*WHAT THIS TASK INVOLVES:*
Return the listing below verbatim. Pictures do not belong in the copy.

*AVAILABLE DATA:*

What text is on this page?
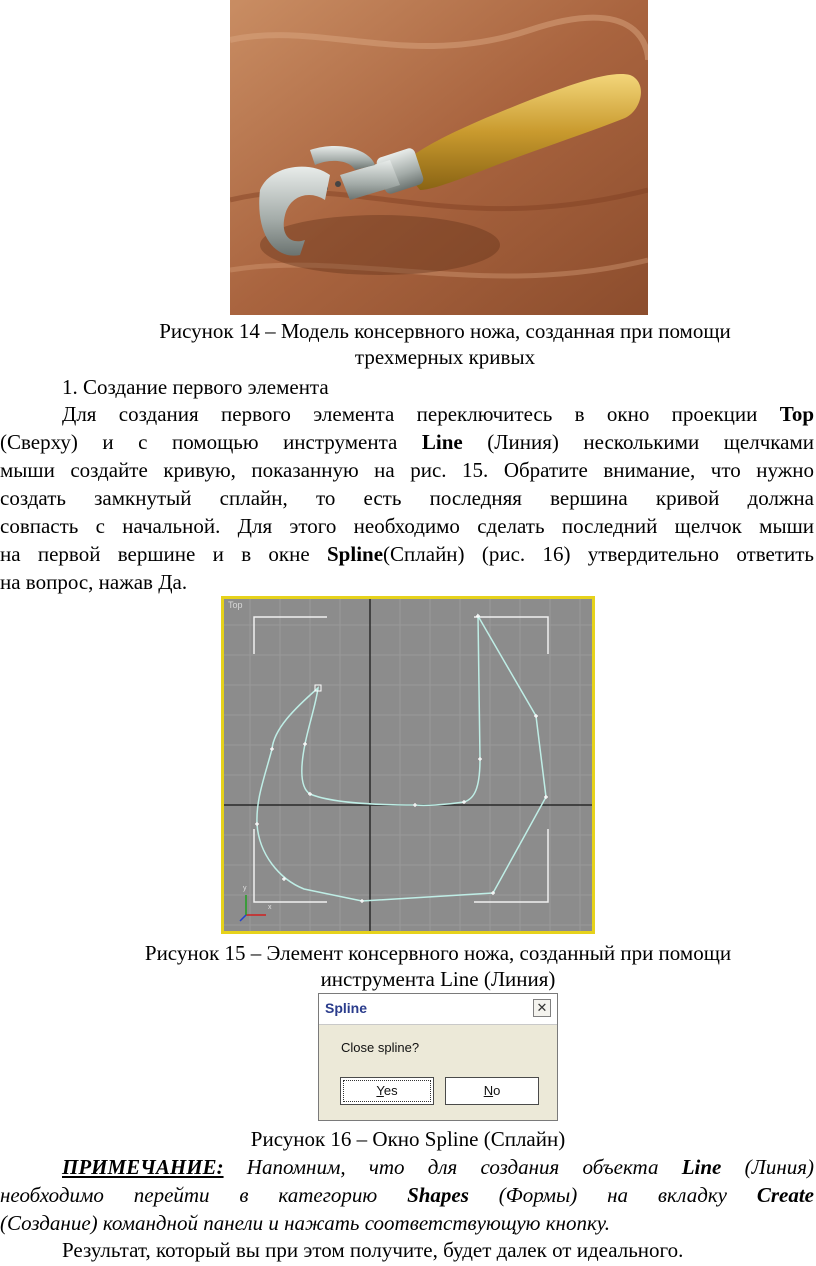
Рисунок 14 – Модель консервного ножа, созданная при помощи
трехмерных кривых
1. Создание первого элемента
Для создания первого элемента переключитесь в окно проекции Top
(Сверху) и с помощью инструмента Line (Линия) несколькими щелчками
мыши создайте кривую, показанную на рис. 15. Обратите внимание, что нужно
создать замкнутый сплайн, то есть последняя вершина кривой должна
совпасть с начальной. Для этого необходимо сделать последний щелчок мыши
на первой вершине и в окне Spline(Сплайн) (рис. 16) утвердительно ответить
на вопрос, нажав Да.
Top
x
y
Рисунок 15 – Элемент консервного ножа, созданный при помощи
инструмента Line (Линия)
Spline	✕
Close spline?
Yes	No
Рисунок 16 – Окно Spline (Сплайн)
ПРИМЕЧАНИЕ: Напомним, что для создания объекта Line (Линия)
необходимо перейти в категорию Shapes (Формы) на вкладку Create
(Создание) командной панели и нажать соответствующую кнопку.
Результат, который вы при этом получите, будет далек от идеального.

*FINAL RESULT:*
What text is on this page?
Рисунок 14 – Модель консервного ножа, созданная при помощи
трехмерных кривых
1. Создание первого элемента
Для создания первого элемента переключитесь в окно проекции Top
(Сверху) и с помощью инструмента Line (Линия) несколькими щелчками
мыши создайте кривую, показанную на рис. 15. Обратите внимание, что нужно
создать замкнутый сплайн, то есть последняя вершина кривой должна
совпасть с начальной. Для этого необходимо сделать последний щелчок мыши
на первой вершине и в окне Spline(Сплайн) (рис. 16) утвердительно ответить
на вопрос, нажав Да.
Top
x
y
Рисунок 15 – Элемент консервного ножа, созданный при помощи
инструмента Line (Линия)
Spline	✕
Close spline?
Yes	No
Рисунок 16 – Окно Spline (Сплайн)
ПРИМЕЧАНИЕ: Напомним, что для создания объекта Line (Линия)
необходимо перейти в категорию Shapes (Формы) на вкладку Create
(Создание) командной панели и нажать соответствующую кнопку.
Результат, который вы при этом получите, будет далек от идеального.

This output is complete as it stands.